- Figure record extracts:
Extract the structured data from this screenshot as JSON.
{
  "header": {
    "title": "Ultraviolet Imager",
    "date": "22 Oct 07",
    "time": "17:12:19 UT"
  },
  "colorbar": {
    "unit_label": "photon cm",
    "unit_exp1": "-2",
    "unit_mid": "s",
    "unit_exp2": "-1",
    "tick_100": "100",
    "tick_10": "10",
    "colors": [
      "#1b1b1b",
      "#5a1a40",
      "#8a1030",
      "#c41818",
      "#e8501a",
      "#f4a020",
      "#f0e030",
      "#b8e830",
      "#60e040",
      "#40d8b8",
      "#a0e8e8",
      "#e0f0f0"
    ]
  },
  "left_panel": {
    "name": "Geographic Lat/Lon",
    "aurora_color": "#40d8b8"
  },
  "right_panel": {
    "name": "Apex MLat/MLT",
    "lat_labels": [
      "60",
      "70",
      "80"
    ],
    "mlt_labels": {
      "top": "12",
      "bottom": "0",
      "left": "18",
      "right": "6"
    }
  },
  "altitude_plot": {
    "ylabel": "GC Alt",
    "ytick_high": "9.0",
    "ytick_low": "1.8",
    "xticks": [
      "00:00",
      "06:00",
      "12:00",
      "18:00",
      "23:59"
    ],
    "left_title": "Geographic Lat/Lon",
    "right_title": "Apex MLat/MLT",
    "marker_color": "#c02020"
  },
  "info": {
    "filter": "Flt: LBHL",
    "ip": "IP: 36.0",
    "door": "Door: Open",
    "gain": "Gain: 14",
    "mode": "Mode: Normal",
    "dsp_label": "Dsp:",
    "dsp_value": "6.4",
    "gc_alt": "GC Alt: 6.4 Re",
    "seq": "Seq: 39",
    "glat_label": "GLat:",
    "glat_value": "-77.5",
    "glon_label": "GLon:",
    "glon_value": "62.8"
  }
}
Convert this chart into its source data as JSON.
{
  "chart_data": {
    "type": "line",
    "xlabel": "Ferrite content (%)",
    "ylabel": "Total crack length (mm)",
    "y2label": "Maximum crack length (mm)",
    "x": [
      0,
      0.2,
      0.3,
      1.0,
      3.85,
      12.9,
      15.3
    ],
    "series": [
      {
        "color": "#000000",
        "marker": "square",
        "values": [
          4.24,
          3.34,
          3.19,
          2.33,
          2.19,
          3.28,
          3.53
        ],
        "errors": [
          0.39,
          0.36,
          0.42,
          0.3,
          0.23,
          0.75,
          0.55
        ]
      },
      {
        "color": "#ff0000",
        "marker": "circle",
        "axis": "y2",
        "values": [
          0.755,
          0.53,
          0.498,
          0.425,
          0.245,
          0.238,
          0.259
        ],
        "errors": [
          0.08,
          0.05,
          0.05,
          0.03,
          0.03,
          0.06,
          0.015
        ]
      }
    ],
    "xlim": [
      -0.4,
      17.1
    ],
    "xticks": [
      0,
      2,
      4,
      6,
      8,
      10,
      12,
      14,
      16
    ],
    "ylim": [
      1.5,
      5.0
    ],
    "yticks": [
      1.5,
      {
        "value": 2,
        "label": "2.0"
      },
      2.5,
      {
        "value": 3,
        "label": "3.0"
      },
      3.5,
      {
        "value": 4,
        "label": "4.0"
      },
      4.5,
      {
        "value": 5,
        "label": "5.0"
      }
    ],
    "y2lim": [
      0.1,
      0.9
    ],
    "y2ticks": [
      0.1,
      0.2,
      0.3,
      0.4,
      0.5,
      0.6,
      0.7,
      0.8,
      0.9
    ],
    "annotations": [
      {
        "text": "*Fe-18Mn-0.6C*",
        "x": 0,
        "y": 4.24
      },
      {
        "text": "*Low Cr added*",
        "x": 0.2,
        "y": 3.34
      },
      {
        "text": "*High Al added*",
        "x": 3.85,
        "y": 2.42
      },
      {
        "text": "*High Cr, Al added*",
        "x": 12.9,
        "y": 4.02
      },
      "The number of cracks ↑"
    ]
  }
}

- Aim:
Make a list of all lines in the data that contain "Apex".

- Finished exercise:
    "name": "Apex MLat/MLT",
    "right_title": "Apex MLat/MLT",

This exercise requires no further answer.